▶ **TASK GOAL**: Copy the data below verbatim, beginning at the line that contains "Patent image size: (1020, 1312)." and stopping after the line that contains "The nozzle 12 is at (600, 420).".

▶ **DATA**:
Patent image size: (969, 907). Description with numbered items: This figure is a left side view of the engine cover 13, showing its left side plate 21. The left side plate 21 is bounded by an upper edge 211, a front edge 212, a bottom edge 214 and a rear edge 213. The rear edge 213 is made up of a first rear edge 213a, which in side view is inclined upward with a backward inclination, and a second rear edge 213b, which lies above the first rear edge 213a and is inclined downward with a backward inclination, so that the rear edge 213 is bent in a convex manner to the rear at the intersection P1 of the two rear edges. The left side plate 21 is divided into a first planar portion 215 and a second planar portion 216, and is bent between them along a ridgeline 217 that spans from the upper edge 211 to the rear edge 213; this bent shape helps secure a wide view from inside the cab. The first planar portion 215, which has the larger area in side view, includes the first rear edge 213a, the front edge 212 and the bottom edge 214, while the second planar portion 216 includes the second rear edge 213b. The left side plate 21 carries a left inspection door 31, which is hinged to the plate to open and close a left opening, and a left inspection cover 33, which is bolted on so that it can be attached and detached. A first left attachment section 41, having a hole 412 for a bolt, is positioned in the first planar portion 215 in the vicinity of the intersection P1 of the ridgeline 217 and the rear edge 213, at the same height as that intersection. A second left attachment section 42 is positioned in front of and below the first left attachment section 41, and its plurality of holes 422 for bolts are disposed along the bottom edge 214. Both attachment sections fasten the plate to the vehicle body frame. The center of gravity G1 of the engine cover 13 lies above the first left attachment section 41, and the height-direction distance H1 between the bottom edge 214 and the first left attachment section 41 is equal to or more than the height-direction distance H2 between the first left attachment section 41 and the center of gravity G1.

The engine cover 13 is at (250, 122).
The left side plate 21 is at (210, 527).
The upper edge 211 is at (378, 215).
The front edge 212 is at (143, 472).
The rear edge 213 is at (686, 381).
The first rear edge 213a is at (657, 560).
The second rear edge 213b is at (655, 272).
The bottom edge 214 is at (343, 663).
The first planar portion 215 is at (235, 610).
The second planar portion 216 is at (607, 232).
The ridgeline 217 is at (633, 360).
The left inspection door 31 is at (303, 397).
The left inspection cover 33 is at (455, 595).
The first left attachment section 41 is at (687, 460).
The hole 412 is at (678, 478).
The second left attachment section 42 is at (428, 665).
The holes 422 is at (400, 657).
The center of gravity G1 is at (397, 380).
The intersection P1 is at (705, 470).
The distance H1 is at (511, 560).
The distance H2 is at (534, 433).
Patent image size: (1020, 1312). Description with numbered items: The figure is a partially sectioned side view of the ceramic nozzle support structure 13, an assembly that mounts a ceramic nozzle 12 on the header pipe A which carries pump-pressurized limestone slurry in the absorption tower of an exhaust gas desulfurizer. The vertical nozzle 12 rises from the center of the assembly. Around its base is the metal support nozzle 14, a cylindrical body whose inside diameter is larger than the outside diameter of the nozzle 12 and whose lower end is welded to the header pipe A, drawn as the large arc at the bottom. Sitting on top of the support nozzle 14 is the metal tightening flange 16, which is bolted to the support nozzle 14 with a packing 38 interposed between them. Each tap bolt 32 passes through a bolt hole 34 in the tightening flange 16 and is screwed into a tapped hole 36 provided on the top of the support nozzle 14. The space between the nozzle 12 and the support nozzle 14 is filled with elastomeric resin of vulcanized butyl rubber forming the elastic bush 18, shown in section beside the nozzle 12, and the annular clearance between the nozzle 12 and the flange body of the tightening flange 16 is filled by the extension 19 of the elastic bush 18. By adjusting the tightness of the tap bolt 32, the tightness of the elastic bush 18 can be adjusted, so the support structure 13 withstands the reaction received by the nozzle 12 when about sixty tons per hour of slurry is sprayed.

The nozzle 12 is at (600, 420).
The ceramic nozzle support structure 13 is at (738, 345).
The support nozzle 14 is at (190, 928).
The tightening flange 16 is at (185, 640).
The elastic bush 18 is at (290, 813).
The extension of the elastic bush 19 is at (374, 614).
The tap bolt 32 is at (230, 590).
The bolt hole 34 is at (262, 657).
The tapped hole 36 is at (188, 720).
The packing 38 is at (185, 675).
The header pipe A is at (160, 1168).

▶ **OUTPUT FOR THIS TASK**:
Patent image size: (1020, 1312). Description with numbered items: The figure is a partially sectioned side view of the ceramic nozzle support structure 13, an assembly that mounts a ceramic nozzle 12 on the header pipe A which carries pump-pressurized limestone slurry in the absorption tower of an exhaust gas desulfurizer. The vertical nozzle 12 rises from the center of the assembly. Around its base is the metal support nozzle 14, a cylindrical body whose inside diameter is larger than the outside diameter of the nozzle 12 and whose lower end is welded to the header pipe A, drawn as the large arc at the bottom. Sitting on top of the support nozzle 14 is the metal tightening flange 16, which is bolted to the support nozzle 14 with a packing 38 interposed between them. Each tap bolt 32 passes through a bolt hole 34 in the tightening flange 16 and is screwed into a tapped hole 36 provided on the top of the support nozzle 14. The space between the nozzle 12 and the support nozzle 14 is filled with elastomeric resin of vulcanized butyl rubber forming the elastic bush 18, shown in section beside the nozzle 12, and the annular clearance between the nozzle 12 and the flange body of the tightening flange 16 is filled by the extension 19 of the elastic bush 18. By adjusting the tightness of the tap bolt 32, the tightness of the elastic bush 18 can be adjusted, so the support structure 13 withstands the reaction received by the nozzle 12 when about sixty tons per hour of slurry is sprayed.

The nozzle 12 is at (600, 420).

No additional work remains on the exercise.